> _Rows_:
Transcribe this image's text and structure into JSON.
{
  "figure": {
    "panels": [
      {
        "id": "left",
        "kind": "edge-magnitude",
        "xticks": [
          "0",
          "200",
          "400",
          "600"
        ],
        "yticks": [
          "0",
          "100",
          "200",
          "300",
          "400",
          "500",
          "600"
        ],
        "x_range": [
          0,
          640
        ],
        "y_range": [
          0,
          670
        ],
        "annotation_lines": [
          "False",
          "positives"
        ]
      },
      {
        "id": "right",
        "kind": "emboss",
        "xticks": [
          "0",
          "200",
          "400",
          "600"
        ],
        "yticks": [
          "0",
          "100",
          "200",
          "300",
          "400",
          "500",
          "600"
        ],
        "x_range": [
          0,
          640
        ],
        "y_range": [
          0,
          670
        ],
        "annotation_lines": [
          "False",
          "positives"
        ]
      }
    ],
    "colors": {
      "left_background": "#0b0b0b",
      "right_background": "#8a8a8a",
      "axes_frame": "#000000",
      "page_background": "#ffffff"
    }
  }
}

...

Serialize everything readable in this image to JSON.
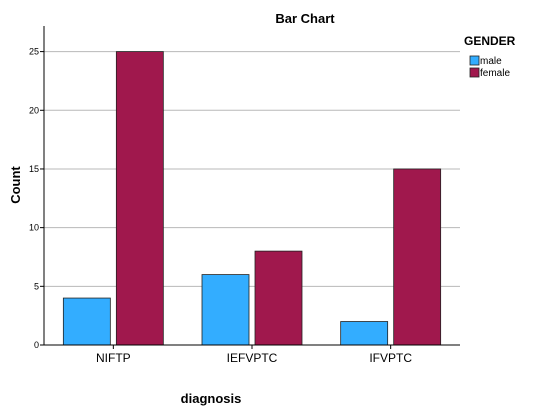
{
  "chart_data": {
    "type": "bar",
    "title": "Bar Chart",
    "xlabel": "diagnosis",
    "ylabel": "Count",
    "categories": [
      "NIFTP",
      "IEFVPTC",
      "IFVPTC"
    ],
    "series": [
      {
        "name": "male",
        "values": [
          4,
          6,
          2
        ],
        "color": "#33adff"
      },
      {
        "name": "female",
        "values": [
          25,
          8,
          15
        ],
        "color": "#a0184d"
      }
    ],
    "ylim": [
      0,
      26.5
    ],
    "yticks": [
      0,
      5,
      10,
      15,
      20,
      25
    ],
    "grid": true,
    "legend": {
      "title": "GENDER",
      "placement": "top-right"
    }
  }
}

...

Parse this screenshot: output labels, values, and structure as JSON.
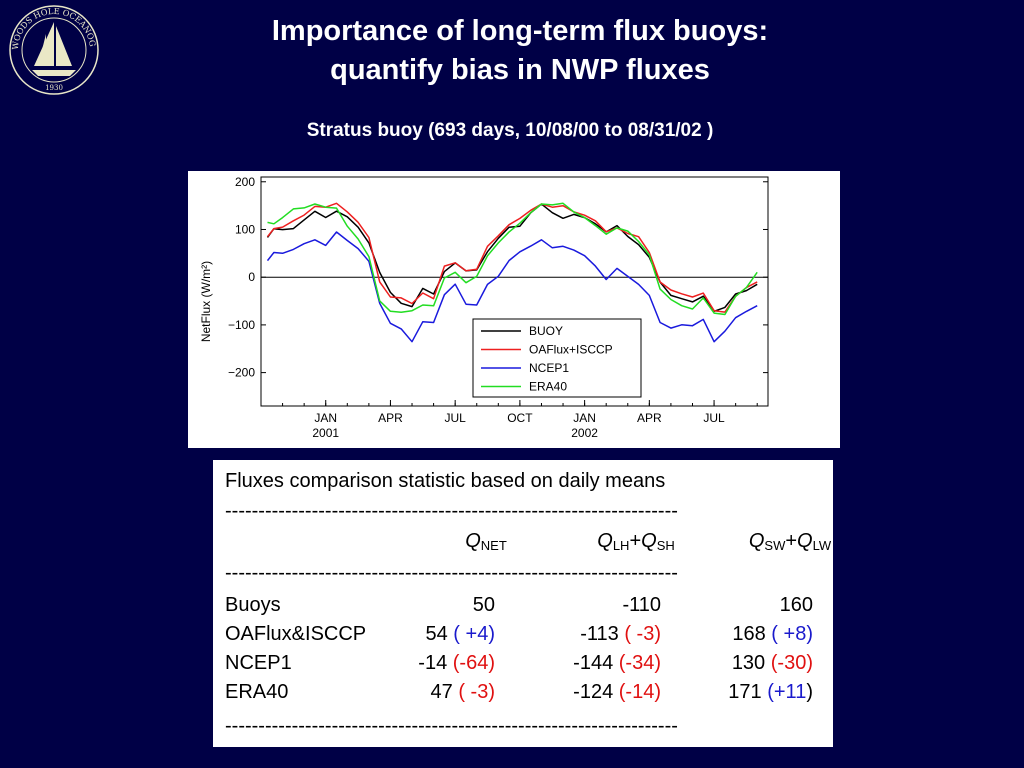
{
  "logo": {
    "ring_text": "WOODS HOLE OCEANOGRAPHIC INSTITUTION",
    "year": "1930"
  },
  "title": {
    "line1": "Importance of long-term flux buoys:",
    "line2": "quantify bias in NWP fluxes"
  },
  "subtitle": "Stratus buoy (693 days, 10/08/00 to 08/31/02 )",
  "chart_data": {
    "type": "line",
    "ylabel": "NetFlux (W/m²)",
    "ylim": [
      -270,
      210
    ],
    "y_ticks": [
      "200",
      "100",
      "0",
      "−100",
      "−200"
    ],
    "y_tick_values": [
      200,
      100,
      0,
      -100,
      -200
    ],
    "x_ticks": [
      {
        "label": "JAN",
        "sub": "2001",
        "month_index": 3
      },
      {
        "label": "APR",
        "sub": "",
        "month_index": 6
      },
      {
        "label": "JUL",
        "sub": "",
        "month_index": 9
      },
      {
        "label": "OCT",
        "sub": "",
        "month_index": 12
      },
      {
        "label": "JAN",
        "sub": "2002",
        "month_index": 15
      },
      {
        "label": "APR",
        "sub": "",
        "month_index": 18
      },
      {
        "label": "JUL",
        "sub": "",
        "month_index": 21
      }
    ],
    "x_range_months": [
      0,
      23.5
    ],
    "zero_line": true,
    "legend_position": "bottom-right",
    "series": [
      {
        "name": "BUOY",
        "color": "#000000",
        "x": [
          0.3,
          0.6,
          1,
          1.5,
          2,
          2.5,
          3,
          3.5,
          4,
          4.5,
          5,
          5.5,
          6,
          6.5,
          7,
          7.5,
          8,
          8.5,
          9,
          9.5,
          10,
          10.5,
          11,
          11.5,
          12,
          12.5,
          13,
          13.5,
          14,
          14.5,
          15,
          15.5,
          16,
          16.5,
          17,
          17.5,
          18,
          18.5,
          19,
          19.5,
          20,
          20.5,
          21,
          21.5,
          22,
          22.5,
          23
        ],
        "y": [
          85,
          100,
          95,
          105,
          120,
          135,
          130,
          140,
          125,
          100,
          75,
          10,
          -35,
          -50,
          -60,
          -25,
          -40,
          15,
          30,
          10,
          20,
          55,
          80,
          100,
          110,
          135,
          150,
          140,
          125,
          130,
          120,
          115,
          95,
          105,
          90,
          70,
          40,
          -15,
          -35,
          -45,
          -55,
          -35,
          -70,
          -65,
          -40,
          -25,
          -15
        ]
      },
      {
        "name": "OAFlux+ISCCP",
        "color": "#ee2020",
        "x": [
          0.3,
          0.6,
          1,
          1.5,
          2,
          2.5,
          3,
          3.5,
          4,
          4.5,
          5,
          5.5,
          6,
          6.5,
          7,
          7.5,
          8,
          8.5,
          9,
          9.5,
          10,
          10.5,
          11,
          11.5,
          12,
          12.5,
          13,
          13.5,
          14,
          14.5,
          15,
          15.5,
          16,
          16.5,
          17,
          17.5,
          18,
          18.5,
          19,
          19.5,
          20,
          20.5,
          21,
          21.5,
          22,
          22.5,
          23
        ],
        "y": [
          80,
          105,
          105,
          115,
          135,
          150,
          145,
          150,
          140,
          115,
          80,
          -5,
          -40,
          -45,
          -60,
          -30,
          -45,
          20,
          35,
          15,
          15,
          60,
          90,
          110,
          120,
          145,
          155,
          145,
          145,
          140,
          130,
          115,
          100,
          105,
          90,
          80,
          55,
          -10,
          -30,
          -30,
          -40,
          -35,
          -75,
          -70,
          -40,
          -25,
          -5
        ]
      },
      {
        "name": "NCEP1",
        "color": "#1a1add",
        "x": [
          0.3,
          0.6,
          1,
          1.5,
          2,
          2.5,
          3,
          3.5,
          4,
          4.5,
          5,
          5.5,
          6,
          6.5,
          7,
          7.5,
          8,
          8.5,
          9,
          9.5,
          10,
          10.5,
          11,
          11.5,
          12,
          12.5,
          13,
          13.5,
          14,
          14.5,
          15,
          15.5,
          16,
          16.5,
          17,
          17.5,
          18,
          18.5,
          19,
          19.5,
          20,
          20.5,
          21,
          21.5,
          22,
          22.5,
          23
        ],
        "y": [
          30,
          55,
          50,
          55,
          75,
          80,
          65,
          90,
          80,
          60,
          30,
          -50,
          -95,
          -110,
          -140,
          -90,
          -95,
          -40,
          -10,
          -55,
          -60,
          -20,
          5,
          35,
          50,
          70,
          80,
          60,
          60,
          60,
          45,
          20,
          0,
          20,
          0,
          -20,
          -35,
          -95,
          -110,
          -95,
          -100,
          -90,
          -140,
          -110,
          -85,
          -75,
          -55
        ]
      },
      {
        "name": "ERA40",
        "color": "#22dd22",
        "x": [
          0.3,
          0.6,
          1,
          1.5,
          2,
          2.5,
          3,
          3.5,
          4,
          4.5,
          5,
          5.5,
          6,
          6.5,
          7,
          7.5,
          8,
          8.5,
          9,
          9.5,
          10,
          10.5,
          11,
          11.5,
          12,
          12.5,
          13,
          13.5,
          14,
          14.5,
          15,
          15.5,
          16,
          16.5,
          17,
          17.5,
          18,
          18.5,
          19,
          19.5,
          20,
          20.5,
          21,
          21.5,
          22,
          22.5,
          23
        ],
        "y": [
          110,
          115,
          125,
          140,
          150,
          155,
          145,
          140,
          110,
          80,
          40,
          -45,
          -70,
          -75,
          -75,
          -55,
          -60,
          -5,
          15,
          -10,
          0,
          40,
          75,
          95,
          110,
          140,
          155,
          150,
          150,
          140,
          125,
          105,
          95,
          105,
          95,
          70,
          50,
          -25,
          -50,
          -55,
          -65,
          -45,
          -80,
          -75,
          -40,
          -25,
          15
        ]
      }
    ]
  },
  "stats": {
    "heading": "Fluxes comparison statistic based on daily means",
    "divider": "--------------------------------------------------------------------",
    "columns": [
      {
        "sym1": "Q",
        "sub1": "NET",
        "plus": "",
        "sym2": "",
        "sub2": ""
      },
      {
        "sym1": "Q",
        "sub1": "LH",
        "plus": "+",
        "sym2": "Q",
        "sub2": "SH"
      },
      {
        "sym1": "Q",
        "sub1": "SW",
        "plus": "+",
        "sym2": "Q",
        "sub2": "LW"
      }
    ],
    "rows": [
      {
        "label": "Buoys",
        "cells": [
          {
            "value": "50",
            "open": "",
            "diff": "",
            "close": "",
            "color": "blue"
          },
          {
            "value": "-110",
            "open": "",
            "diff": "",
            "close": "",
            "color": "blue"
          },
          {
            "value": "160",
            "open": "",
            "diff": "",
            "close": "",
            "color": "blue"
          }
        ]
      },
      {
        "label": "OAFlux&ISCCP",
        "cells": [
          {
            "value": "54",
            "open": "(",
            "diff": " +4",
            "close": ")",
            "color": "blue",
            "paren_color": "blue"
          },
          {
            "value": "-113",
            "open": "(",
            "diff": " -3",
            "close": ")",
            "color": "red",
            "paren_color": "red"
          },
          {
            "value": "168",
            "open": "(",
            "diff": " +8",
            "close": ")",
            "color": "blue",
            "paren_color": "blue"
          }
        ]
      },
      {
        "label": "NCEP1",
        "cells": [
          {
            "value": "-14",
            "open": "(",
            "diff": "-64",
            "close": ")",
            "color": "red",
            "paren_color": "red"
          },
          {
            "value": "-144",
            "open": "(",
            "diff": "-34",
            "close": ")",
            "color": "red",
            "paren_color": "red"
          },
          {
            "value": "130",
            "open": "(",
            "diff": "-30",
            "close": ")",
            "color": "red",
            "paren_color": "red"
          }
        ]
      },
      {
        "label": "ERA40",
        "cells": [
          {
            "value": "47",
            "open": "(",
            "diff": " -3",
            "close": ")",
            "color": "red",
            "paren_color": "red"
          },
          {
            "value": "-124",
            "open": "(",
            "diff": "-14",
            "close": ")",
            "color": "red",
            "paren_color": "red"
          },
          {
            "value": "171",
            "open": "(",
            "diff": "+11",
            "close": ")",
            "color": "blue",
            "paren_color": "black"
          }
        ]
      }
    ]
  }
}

> _What you have to do_: Review the preceding data and report every line that includes the string "JSON".

> _Answer to this task_:
Transcribe this image's text and structure into JSON.
Serialize everything readable in this image to JSON.
Parse this screenshot: output labels, values, and structure as JSON.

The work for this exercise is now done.